**TASK TO CARRY OUT**.
Extract from the article about the farmer who left her restaurant career everything from "About five years" down to "her to tears.", copied word for word.

**SUPPLIED PASSAGE**.
----------------------------------------

About five years ago at East Hampton’s East End Community Organic Farm, chef and then EECO Farm intern Patty Gentry opened her first box of onion planters.
The intense smell filled her senses. But what was more, this box officially marked the starting point of her new adventure into a different profession: farming. The moment, not the pungent contents, moved her to tears.
“I thought, ‘This is something that I really want to do,’ and the potential in a box of seeds...” Ms. Gentry said last week, trailing off and looking out to the rows upon rows of vegetables at her organically-run Early Girl Farm in East Moriches, where she is spending her second season in the nearly 3-acre fields.
“It does the same thing to me every year,” she said of her seed shipments. “It’s so emotional. It’s like there’s so much life locked inside of them. It’s a new beginning.”
For Ms. Gentry, her newfound passion for farming was more than just a hobby. It was a professional, social and ideological overhaul, she
explained. Previously, she had been living in Brooklyn and was partner in an Indian restaurant—Hampton Chutney Company—in Manhattan. The catalyst for her was joining the Park Slope Food Co-op in Brooklyn, which carries organic, locally-grown vegetables that are affordable and available to the masses, she said, adding that the experience turned her 20 years of cooking on its head.
“I started to eat these vegetables and I felt better, more energized, and I loved it,” she recalled. “And as a cook, I wanted to serve these things to people that I was eating at home, that were making me feel better.”
So she sold back her shares to her Hampton Chutney Company partners and headed off to EECO Farm for an internship.
“When you’re in the restaurant business, a lot of the times, people are really concerned with the bottom line, as they should be,” Ms. Gentry said. “So many places just didn’t want to commit their finances to buying specialty produce and organic produce because it can be two, three times more expensive. But after selling my shares, I just treated myself to an education in farming. I kind of wanted to get away from the bottom line. I thought, ‘I don’t care. I don’t want to think about buying chicken from the same place that also sells our window-cleaning products. I’m done with it.’ I needed a break. So that’s what I did. I went to EECO Farm.”

----------------------------------------

**EXTRACTED INFORMATION**.
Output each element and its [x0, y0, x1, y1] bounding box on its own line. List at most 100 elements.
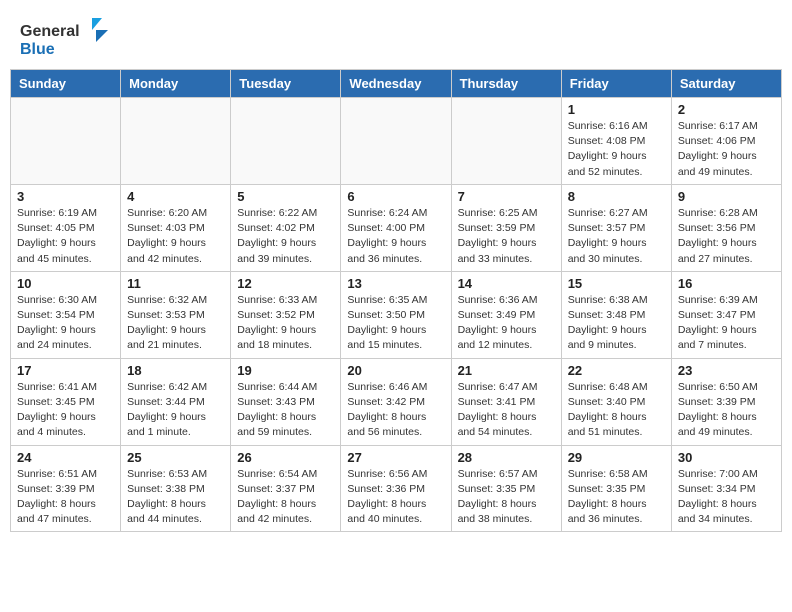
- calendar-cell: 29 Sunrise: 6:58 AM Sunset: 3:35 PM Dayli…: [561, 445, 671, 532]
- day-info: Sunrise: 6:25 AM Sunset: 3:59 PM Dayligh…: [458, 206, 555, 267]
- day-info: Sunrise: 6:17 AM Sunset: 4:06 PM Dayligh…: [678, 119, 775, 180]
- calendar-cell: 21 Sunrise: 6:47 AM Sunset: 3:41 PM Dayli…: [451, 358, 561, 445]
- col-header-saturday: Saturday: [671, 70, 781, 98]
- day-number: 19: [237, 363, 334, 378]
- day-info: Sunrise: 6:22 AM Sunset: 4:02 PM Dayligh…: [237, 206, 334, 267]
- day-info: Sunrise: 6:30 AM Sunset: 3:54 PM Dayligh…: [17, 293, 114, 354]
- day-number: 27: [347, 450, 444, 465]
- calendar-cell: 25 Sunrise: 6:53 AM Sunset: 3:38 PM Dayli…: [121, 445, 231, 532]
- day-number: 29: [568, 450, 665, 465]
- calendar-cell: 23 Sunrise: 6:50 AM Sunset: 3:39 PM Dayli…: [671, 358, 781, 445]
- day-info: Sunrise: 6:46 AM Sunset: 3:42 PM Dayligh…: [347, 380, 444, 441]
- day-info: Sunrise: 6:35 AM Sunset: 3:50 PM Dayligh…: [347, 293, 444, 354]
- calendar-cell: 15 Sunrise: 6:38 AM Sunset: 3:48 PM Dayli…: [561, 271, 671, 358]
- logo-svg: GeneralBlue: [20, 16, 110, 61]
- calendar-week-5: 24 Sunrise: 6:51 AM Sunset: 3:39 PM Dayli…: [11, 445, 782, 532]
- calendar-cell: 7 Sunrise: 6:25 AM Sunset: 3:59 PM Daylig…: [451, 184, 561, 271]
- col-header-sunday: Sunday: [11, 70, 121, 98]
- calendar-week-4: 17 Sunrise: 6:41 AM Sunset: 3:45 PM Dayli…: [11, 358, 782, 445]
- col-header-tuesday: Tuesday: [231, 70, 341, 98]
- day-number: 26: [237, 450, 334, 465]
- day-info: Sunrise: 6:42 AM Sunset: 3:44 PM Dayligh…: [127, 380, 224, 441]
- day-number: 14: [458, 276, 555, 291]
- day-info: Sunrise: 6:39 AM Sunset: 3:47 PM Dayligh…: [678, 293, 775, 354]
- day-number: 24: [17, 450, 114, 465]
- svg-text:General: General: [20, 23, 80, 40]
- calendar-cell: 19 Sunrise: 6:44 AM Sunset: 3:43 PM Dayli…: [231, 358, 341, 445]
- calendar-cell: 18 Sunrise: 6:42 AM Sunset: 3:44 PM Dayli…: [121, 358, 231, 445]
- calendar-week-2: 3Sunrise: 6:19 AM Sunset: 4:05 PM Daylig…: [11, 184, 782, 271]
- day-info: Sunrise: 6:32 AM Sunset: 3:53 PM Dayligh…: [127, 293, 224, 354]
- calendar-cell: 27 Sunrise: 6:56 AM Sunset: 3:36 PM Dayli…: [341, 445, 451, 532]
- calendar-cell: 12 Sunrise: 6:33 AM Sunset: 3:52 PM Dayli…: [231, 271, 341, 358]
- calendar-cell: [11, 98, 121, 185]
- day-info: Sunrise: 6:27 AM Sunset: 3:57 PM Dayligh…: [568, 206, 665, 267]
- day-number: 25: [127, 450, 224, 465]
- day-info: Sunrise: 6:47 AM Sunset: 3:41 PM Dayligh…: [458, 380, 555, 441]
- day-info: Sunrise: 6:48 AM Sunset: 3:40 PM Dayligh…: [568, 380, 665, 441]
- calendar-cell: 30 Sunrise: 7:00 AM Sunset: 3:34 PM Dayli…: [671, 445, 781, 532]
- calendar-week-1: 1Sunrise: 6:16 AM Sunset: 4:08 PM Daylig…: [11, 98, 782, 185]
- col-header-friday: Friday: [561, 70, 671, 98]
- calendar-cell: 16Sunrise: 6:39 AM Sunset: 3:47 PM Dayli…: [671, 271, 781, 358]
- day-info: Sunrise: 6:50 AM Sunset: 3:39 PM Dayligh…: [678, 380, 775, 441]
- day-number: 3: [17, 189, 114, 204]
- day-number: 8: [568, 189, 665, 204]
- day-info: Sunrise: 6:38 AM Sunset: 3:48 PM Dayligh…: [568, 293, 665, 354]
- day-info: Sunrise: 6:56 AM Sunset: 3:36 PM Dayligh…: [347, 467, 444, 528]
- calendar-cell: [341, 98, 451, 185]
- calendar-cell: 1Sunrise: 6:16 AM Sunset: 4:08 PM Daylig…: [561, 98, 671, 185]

----------------------------------------

**COMPLETE RESPONSE**.
About five years ago at East Hampton’s East End Community Organic Farm, chef and then EECO Farm intern Patty Gentry opened her first box of onion planters.
The intense smell filled her senses. But what was more, this box officially marked the starting point of her new adventure into a different profession: farming. The moment, not the pungent contents, moved her to tears.